● READING PASSAGE
++++++++++++++++++++
The count matrix is given in three files (available on Moodle), one file with the counts (in MatrixMarket format), one with the cell barcodes and one with the gene names. This is like the output of the 10X CellRanger software. However, while we could use Seurat’s Read10X function on Thursday to read the PBMC example data set (that was made directly with CellRange), today’s files are formatted slightly differently. Hence, we use the mroe flexible ReadMtx function where we can specify the deviations in data format:

suppressPackageStartupMessages({
  library( Seurat )
  library( tidyverse ) })

ReadMtx( 
  "~/tmp/ifnagrko/ifnagrko_raw_counts.mtx.gz",
  "~/tmp/ifnagrko/ifnagrko_obs.csv",
  "~/tmp/ifnagrko/ifnagrko_var.csv", 
  feature.column=2, skip.cell=1, skip.feature=1, 
  cell.sep=",", feature.sep=",",
  mtx.transpose=TRUE ) -> count_matrix

Here is the top left corner of count matrix:

count_matrix[1:5,1:5]
5 x 5 sparse Matrix of class "dgCMatrix"
++++++++++++++++++++
● PROBLEMS TO WORK ON
• 1. In the count matrix passage, what format is the file with the counts in?
• 2. Rewrite the paragraph of the count matrix passage that begins "The count matrix is given in three files" as a short bulleted list that keeps its main facts.
• 3. Translate this sentence from the count matrix passage into German: "This is like the output of the 10X CellRanger software."

● Page segmentation data
++++++++++++++++++++
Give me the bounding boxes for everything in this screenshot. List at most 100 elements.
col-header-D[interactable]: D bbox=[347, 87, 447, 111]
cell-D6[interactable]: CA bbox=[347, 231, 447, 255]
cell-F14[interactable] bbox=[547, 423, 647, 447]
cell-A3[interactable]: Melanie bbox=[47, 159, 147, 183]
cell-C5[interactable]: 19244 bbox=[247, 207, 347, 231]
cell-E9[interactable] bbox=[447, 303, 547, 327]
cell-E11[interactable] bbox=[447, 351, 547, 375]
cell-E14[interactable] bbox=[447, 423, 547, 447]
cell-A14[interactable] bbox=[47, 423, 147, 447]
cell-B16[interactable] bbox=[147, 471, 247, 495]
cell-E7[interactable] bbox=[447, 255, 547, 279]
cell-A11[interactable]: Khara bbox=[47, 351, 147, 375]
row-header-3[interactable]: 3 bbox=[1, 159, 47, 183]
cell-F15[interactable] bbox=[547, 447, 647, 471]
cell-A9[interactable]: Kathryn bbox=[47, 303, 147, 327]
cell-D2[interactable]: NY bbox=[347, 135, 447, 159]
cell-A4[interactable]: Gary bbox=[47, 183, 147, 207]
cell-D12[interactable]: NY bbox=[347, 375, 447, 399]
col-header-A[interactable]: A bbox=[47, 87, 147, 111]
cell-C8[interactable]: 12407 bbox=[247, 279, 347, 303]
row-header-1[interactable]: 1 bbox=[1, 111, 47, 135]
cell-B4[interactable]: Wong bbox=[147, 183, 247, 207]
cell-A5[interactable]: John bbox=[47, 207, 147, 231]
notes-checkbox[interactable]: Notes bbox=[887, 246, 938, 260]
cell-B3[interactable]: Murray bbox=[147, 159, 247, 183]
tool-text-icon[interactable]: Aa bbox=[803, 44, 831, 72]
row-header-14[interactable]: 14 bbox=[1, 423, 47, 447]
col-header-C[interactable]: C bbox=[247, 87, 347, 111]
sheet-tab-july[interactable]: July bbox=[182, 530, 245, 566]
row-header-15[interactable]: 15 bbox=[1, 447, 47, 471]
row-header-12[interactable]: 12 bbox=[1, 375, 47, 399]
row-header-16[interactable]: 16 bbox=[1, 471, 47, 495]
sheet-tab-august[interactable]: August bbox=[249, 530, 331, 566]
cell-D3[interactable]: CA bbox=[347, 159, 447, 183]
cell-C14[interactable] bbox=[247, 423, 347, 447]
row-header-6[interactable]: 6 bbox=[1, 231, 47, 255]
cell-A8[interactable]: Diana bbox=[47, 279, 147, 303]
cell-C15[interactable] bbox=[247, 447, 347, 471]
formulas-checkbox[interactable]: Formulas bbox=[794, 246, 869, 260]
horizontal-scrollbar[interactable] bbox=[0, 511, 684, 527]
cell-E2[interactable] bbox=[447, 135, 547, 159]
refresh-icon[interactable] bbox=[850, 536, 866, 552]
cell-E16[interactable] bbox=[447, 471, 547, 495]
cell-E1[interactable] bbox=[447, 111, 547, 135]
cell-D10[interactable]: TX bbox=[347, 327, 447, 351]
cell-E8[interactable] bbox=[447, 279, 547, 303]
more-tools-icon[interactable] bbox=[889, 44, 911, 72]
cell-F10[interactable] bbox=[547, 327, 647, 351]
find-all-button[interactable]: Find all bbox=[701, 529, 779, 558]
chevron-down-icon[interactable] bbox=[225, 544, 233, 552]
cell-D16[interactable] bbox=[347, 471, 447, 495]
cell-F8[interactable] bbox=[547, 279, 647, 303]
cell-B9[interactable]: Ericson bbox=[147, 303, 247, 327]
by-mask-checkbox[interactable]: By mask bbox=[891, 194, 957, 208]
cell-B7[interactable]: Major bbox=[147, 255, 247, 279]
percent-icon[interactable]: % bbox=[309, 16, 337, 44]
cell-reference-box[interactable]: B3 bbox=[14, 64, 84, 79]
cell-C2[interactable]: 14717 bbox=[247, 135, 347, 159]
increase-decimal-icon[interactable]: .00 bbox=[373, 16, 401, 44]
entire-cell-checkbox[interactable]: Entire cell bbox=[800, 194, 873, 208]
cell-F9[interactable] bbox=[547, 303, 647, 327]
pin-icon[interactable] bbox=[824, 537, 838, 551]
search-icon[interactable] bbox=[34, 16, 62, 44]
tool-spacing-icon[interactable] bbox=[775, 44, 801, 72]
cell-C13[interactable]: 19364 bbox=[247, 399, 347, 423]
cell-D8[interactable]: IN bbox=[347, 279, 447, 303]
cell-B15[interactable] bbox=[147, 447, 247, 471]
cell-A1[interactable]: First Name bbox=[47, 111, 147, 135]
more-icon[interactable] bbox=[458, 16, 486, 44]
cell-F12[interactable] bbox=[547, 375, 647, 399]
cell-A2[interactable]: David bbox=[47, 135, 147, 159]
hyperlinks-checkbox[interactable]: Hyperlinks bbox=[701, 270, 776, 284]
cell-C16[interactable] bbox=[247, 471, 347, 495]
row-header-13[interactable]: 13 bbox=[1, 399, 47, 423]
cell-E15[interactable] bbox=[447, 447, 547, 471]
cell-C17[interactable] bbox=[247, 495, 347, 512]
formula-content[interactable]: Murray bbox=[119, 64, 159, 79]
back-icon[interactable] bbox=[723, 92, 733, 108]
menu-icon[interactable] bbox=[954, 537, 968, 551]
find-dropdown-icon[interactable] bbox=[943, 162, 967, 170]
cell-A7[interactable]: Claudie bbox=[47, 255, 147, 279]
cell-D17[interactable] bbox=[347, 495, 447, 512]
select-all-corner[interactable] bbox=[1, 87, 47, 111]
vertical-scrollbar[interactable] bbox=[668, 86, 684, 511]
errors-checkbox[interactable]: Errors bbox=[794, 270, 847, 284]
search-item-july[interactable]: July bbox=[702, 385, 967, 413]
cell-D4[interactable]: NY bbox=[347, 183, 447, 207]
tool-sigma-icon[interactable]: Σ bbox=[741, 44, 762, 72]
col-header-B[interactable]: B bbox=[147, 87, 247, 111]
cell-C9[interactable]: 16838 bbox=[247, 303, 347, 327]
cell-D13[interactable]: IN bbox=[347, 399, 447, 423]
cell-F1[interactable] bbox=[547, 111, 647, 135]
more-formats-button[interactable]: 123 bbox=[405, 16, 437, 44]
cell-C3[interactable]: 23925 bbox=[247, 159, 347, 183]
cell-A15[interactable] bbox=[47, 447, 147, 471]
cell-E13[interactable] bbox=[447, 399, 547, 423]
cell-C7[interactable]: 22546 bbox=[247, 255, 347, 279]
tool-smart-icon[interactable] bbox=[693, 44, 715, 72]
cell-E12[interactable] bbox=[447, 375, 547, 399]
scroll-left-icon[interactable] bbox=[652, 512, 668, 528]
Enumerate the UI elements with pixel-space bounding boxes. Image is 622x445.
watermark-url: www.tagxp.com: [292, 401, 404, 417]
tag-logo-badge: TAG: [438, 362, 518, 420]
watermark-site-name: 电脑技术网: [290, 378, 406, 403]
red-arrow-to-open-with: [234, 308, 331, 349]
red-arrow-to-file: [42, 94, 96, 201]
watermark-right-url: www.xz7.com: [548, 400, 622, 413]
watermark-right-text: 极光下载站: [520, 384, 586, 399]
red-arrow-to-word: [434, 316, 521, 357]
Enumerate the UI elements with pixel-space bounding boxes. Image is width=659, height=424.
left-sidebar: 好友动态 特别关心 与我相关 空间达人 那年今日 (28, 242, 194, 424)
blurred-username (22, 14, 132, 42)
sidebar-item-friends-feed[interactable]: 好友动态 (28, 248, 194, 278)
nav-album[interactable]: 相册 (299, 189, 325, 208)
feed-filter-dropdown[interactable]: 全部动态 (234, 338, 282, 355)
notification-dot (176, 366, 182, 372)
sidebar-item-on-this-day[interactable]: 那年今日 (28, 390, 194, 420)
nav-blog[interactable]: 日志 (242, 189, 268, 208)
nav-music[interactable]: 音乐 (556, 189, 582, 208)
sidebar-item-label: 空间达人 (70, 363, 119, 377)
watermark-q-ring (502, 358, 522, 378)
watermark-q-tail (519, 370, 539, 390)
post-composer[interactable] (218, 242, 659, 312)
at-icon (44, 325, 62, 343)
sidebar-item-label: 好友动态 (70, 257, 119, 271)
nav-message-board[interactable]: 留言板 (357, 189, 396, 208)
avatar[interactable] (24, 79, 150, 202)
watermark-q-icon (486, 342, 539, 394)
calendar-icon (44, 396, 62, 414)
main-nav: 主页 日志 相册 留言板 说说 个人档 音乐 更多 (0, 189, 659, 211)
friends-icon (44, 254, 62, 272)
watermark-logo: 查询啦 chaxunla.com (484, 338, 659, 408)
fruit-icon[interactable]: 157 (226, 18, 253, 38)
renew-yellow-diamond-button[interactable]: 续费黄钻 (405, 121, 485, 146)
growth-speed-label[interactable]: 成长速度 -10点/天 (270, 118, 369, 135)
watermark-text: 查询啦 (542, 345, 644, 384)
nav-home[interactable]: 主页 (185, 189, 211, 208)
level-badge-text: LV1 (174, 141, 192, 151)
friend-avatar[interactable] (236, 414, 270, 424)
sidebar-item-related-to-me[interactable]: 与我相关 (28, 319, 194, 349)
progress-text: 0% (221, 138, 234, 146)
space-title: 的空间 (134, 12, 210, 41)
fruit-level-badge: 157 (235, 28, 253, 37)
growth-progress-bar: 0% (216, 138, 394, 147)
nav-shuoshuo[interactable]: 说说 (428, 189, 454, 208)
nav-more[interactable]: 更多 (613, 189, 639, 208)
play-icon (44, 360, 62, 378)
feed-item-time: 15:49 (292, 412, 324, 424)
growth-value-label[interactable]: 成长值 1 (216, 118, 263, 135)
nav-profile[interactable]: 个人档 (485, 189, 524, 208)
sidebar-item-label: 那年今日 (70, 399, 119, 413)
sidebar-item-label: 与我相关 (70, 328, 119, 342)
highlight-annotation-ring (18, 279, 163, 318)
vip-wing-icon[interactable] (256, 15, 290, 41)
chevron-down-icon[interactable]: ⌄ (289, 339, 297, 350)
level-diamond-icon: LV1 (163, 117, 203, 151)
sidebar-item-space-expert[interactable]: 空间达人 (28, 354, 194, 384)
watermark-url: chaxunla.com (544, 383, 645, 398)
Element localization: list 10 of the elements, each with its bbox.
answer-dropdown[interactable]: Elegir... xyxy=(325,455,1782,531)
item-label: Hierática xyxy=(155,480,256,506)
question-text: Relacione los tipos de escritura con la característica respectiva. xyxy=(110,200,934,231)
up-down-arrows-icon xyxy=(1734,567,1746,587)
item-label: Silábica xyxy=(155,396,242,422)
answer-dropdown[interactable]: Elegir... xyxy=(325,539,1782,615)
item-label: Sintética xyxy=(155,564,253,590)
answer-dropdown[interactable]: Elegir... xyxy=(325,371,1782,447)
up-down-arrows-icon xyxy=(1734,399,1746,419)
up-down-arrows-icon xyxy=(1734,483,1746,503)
++++++++++++++++++++
● LIST OF SOLUTIONS
• 1. MatrixMarket format.

• 2.
- The count matrix comes in three files on Moodle: the counts (MatrixMarket format), the cell barcodes, and the gene names.
- This resembles the output of the 10X CellRanger software.
- On Thursday, Seurat's Read10X function read the PBMC example data set.
- Today's files are formatted slightly differently, so the ReadMtx function is used instead, since it allows the deviations in data format to be specified.

• 3. Das ähnelt der Ausgabe der Software 10X CellRanger.